--- Goal ---
Return all lines from the listing below in which the string "Ministerio" occurs.

○ ○ ○ ○

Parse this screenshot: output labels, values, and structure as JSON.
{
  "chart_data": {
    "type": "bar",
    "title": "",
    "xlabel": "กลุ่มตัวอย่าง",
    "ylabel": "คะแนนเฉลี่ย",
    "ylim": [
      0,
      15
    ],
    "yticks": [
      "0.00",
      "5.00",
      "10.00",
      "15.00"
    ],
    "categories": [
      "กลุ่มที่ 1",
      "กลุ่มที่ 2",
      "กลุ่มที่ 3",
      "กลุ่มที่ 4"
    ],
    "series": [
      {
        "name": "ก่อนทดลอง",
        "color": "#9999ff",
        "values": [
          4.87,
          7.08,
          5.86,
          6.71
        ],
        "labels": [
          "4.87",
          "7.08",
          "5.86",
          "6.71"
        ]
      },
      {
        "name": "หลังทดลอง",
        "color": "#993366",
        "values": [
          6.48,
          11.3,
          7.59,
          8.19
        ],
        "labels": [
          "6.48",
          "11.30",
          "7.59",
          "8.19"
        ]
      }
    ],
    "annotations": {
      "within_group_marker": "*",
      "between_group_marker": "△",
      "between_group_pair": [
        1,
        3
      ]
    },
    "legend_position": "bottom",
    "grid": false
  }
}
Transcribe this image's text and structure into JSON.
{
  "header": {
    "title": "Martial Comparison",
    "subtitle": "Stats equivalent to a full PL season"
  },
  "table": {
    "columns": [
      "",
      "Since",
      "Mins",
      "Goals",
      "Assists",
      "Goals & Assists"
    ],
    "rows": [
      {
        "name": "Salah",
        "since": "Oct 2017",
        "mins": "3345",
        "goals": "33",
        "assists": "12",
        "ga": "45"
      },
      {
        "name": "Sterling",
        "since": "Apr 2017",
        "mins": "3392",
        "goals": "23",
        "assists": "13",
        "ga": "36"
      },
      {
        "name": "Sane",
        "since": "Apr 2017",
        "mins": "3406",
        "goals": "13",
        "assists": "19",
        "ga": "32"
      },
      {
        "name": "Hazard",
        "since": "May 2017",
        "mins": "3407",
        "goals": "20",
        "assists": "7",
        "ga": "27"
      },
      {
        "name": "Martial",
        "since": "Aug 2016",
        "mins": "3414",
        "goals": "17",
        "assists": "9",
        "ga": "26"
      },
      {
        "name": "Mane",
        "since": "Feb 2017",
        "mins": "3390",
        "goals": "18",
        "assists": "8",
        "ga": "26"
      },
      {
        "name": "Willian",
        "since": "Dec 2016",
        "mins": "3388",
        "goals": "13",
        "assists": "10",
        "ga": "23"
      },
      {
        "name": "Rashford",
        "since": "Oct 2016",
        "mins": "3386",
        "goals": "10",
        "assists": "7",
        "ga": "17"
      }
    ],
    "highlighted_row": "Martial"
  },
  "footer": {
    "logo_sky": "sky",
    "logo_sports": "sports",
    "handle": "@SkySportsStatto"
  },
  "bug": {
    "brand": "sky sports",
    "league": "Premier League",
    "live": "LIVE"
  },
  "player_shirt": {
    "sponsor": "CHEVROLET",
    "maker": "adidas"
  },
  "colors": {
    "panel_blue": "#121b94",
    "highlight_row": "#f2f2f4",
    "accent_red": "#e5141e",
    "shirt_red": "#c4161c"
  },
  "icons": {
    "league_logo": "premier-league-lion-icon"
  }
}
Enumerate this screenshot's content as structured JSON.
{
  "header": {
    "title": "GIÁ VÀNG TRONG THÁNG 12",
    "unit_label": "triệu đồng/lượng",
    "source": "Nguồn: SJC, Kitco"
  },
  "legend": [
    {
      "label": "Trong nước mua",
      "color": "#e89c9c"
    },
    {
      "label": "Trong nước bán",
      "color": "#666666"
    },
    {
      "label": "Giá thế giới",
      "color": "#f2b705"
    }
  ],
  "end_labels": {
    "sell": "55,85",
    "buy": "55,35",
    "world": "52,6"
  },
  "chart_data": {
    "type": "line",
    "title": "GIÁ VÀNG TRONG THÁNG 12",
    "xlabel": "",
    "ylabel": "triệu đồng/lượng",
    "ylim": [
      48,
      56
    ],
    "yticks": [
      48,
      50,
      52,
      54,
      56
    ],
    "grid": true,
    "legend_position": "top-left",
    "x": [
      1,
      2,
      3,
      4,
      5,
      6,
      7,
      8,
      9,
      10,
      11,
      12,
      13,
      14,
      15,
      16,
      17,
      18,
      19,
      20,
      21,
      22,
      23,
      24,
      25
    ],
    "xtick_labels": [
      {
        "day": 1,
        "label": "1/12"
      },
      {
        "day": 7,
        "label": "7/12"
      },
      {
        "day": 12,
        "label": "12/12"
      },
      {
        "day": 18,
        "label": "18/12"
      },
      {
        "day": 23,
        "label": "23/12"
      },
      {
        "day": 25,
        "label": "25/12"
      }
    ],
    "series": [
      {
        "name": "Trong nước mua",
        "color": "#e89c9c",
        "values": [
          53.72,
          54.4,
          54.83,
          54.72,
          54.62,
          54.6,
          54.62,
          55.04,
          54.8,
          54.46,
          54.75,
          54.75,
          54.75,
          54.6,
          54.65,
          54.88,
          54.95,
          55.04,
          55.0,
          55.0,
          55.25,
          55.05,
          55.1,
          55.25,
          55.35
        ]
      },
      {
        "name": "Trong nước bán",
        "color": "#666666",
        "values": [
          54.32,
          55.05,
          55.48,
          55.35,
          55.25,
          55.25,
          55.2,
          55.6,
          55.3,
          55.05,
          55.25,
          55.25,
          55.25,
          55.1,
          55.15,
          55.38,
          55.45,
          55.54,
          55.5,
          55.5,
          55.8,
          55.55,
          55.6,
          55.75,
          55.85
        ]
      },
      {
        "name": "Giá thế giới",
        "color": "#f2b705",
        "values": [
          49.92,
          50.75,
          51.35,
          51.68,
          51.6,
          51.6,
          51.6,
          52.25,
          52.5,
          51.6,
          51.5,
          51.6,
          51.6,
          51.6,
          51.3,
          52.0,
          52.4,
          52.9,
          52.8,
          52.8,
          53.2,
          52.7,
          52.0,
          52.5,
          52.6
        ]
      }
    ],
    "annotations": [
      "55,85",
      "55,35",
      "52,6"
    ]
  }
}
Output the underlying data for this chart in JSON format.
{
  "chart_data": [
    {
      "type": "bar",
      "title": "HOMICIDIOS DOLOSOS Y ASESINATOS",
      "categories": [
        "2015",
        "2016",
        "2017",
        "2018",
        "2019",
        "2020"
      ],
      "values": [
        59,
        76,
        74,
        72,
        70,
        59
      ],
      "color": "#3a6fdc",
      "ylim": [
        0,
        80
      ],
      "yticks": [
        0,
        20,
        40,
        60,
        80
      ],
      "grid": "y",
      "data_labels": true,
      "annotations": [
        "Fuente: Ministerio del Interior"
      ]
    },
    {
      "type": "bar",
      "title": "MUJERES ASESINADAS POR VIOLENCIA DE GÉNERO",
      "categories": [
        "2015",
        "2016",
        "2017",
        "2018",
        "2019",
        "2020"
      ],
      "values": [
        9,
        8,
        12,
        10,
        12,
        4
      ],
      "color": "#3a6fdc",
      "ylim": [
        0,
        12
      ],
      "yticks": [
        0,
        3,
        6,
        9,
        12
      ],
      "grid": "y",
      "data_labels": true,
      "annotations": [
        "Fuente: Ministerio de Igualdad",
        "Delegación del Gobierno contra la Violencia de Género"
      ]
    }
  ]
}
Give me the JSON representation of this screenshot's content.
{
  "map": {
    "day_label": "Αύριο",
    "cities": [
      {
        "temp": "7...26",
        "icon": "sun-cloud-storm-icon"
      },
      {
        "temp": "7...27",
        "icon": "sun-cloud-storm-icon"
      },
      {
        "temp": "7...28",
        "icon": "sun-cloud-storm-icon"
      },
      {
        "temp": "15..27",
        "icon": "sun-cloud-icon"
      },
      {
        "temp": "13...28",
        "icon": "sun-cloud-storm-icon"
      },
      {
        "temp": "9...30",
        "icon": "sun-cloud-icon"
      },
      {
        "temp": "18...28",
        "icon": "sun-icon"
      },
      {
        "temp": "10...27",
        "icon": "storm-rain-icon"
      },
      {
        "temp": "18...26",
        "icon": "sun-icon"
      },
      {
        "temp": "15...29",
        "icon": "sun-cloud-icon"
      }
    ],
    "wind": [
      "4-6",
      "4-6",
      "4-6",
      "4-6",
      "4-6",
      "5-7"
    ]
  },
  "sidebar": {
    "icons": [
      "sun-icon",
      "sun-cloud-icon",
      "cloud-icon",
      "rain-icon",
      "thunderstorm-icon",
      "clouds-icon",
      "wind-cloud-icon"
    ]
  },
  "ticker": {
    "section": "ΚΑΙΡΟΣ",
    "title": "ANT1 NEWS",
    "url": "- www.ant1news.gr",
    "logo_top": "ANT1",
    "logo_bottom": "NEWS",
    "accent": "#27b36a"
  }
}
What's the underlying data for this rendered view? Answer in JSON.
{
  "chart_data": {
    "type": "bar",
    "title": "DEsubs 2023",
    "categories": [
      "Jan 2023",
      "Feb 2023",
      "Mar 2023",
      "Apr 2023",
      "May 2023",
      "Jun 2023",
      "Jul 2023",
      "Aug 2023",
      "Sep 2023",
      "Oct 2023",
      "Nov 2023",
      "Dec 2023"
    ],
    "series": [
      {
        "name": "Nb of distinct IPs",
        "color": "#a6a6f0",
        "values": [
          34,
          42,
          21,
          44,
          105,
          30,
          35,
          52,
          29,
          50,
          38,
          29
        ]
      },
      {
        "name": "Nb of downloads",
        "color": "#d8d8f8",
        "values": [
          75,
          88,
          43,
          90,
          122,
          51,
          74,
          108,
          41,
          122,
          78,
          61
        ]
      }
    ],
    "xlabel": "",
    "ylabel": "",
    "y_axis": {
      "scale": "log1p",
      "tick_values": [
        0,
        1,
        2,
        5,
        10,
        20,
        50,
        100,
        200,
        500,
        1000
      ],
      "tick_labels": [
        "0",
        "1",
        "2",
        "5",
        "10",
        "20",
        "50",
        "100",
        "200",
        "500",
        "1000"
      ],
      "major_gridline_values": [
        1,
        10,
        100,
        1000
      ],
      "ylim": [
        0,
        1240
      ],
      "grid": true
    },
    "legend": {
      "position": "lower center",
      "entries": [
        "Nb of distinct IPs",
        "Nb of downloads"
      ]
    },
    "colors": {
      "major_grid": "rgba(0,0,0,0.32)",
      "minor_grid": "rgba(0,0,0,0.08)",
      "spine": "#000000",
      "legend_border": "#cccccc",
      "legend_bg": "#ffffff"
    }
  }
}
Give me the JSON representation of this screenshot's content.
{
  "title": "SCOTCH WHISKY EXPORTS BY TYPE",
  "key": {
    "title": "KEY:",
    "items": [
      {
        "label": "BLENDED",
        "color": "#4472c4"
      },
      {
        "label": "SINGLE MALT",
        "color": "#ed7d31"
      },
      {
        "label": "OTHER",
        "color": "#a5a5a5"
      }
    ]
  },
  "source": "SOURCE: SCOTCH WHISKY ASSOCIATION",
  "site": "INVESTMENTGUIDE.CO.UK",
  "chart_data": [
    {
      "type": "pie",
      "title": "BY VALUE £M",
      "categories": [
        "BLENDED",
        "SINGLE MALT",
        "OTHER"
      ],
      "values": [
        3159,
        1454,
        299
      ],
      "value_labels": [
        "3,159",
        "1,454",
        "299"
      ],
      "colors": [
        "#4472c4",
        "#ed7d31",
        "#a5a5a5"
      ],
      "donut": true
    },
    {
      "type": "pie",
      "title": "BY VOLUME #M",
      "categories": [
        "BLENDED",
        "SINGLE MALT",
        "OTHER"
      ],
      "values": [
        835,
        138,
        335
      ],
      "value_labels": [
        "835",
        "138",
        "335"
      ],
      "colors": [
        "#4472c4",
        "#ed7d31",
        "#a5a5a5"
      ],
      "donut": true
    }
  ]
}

○ ○ ○ ○

--- Correct result ---
        "Fuente: Ministerio del Interior"
        "Fuente: Ministerio de Igualdad",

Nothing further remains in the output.